Problem description:
Each line of the data that includes the string "this" is to be copied out.

Given records:
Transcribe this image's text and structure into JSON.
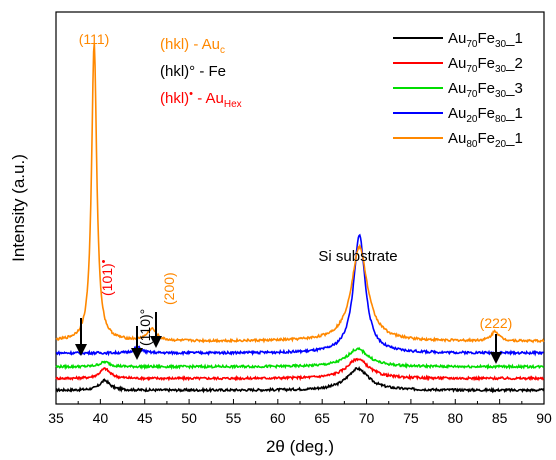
{
  "chart_data": {
    "type": "line",
    "xlabel": "2θ (deg.)",
    "ylabel": "Intensity (a.u.)",
    "xlim": [
      35,
      90
    ],
    "xticks": [
      35,
      40,
      45,
      50,
      55,
      60,
      65,
      70,
      75,
      80,
      85,
      90
    ],
    "y_tick_labels": "none",
    "ylim": [
      0,
      100
    ],
    "legend_position": "top-right",
    "series": [
      {
        "name_main": "Au",
        "name_sub1": "70",
        "name_mid": "Fe",
        "name_sub2": "30",
        "name_tail": "_1",
        "color": "#000000",
        "baseline": 3.5,
        "peaks": [
          {
            "x": 40.5,
            "h": 2.5,
            "w": 0.7
          },
          {
            "x": 69.0,
            "h": 5.5,
            "w": 1.5
          }
        ]
      },
      {
        "name_main": "Au",
        "name_sub1": "70",
        "name_mid": "Fe",
        "name_sub2": "30",
        "name_tail": "_2",
        "color": "#ff0000",
        "baseline": 6.5,
        "peaks": [
          {
            "x": 40.5,
            "h": 2.5,
            "w": 0.7
          },
          {
            "x": 69.0,
            "h": 5.0,
            "w": 1.5
          }
        ]
      },
      {
        "name_main": "Au",
        "name_sub1": "70",
        "name_mid": "Fe",
        "name_sub2": "30",
        "name_tail": "_3",
        "color": "#00dd00",
        "baseline": 9.5,
        "peaks": [
          {
            "x": 40.5,
            "h": 1.2,
            "w": 0.7
          },
          {
            "x": 69.0,
            "h": 4.5,
            "w": 1.5
          }
        ]
      },
      {
        "name_main": "Au",
        "name_sub1": "20",
        "name_mid": "Fe",
        "name_sub2": "80",
        "name_tail": "_1",
        "color": "#0000ff",
        "baseline": 13.0,
        "peaks": [
          {
            "x": 44.2,
            "h": 1.5,
            "w": 0.5
          },
          {
            "x": 69.2,
            "h": 30.0,
            "w": 0.8
          }
        ]
      },
      {
        "name_main": "Au",
        "name_sub1": "80",
        "name_mid": "Fe",
        "name_sub2": "20",
        "name_tail": "_1",
        "color": "#ff8800",
        "baseline": 16.0,
        "peaks": [
          {
            "x": 39.3,
            "h": 76.0,
            "w": 0.35
          },
          {
            "x": 45.8,
            "h": 3.0,
            "w": 0.6
          },
          {
            "x": 69.2,
            "h": 24.0,
            "w": 1.1
          },
          {
            "x": 84.5,
            "h": 2.5,
            "w": 0.5
          }
        ]
      }
    ],
    "annotations": {
      "key_au": {
        "text": "(hkl) - Au",
        "sub": "c",
        "color": "#ff8800"
      },
      "key_fe": {
        "text": "(hkl)° - Fe",
        "color": "#000000"
      },
      "key_hex": {
        "text_pre": "(hkl)",
        "dot": "•",
        "text_post": " - Au",
        "sub": "Hex",
        "color": "#ff0000"
      },
      "peak_111": {
        "text": "(111)",
        "x": 39.3,
        "color": "#ff8800"
      },
      "peak_101": {
        "text_pre": "(101)",
        "dot": "•",
        "x": 40.5,
        "color": "#ff0000"
      },
      "peak_110": {
        "text": "(110)°",
        "x": 44.2,
        "color": "#000000"
      },
      "peak_200": {
        "text": "(200)",
        "x": 45.8,
        "color": "#ff8800"
      },
      "si_substrate": {
        "text": "Si substrate",
        "x": 69.2,
        "color": "#000000"
      },
      "peak_222": {
        "text": "(222)",
        "x": 84.5,
        "color": "#ff8800"
      }
    }
  }
}
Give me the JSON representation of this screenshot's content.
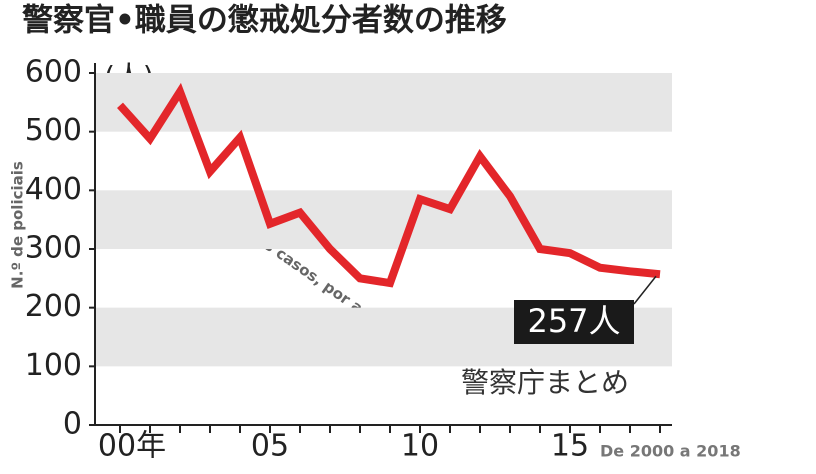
{
  "chart_data": {
    "type": "line",
    "title": "警察官•職員の懲戒処分者数の推移",
    "unit": "(人)",
    "y_label": "N.º de policiais",
    "annotation": "curva dos casos, por ano",
    "source": "警察庁まとめ",
    "footnote": "De 2000 a 2018",
    "categories": [
      "00年",
      null,
      null,
      null,
      null,
      "05",
      null,
      null,
      null,
      null,
      "10",
      null,
      null,
      null,
      null,
      "15",
      null,
      null,
      null
    ],
    "values": [
      545,
      488,
      568,
      432,
      490,
      343,
      362,
      300,
      250,
      242,
      385,
      368,
      458,
      390,
      300,
      293,
      268,
      262,
      257
    ],
    "value_labels": [
      null,
      null,
      null,
      null,
      null,
      null,
      null,
      null,
      null,
      null,
      null,
      null,
      null,
      null,
      null,
      null,
      null,
      null,
      "257人"
    ],
    "color": "#e3262a",
    "ylim": [
      0,
      600
    ],
    "yticks": [
      0,
      100,
      200,
      300,
      400,
      500,
      600
    ],
    "grid_bands": true
  }
}
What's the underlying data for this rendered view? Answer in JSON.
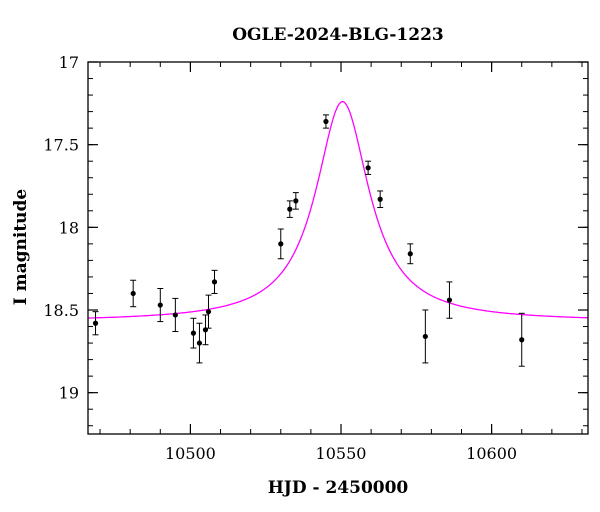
{
  "chart_data": {
    "type": "scatter",
    "title": "OGLE-2024-BLG-1223",
    "xlabel": "HJD - 2450000",
    "ylabel": "I magnitude",
    "xlim": [
      10466,
      10632
    ],
    "ylim": [
      17.0,
      19.25
    ],
    "y_inverted": true,
    "x_ticks": [
      10500,
      10550,
      10600
    ],
    "y_ticks": [
      "17",
      "17.5",
      "18",
      "18.5",
      "19"
    ],
    "x_minor_step": 10,
    "y_minor_step": 0.1,
    "grid": false,
    "colors": {
      "points": "#000000",
      "model": "#ff00ff"
    },
    "model": {
      "t0": 10550.5,
      "peak_mag": 17.24,
      "base_mag": 18.57,
      "width": 10.8
    },
    "series": [
      {
        "x": [
          10468.5,
          10481,
          10490,
          10495,
          10501,
          10503,
          10505,
          10506,
          10508,
          10530,
          10533,
          10535,
          10545,
          10559,
          10563,
          10573,
          10578,
          10586,
          10610
        ],
        "y": [
          18.58,
          18.4,
          18.47,
          18.53,
          18.64,
          18.7,
          18.62,
          18.51,
          18.33,
          18.1,
          17.89,
          17.84,
          17.36,
          17.64,
          17.83,
          18.16,
          18.66,
          18.44,
          18.68
        ],
        "err": [
          0.07,
          0.08,
          0.1,
          0.1,
          0.09,
          0.12,
          0.09,
          0.1,
          0.07,
          0.09,
          0.05,
          0.05,
          0.04,
          0.04,
          0.05,
          0.06,
          0.16,
          0.11,
          0.16
        ]
      }
    ]
  }
}
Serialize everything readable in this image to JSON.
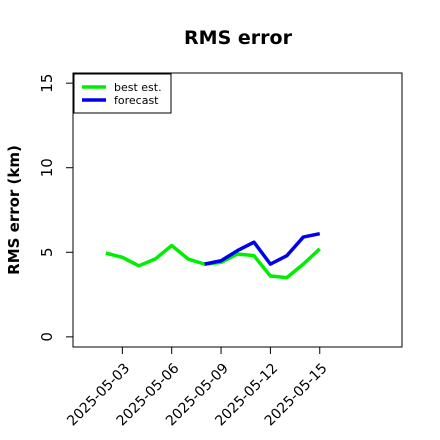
{
  "chart_data": {
    "type": "line",
    "title": "RMS error",
    "ylabel": "RMS error (km)",
    "x": [
      "2025-05-02",
      "2025-05-03",
      "2025-05-04",
      "2025-05-05",
      "2025-05-06",
      "2025-05-07",
      "2025-05-08",
      "2025-05-09",
      "2025-05-10",
      "2025-05-11",
      "2025-05-12",
      "2025-05-13",
      "2025-05-14",
      "2025-05-15"
    ],
    "series": [
      {
        "name": "best est.",
        "color": "#00ee00",
        "values": [
          4.95,
          4.7,
          4.2,
          4.6,
          5.4,
          4.6,
          4.3,
          4.4,
          4.9,
          4.8,
          3.6,
          3.5,
          4.3,
          5.2
        ]
      },
      {
        "name": "forecast",
        "color": "#0000ee",
        "values": [
          null,
          null,
          null,
          null,
          null,
          null,
          4.3,
          4.5,
          5.1,
          5.6,
          4.3,
          4.8,
          5.9,
          6.1
        ]
      }
    ],
    "xlim": [
      "2025-04-30",
      "2025-05-20"
    ],
    "xticks": [
      "2025-05-03",
      "2025-05-06",
      "2025-05-09",
      "2025-05-12",
      "2025-05-15"
    ],
    "ylim": [
      -0.6,
      15.6
    ],
    "yticks": [
      0,
      5,
      10,
      15
    ],
    "legend": "top-left"
  }
}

Solved problem:
Transcribe this image's text and structure into JSON.
Give me the JSON representation of this screenshot's content.
What's the underlying data for this rendered view? Answer in JSON.
Serialize everything readable in this image to JSON.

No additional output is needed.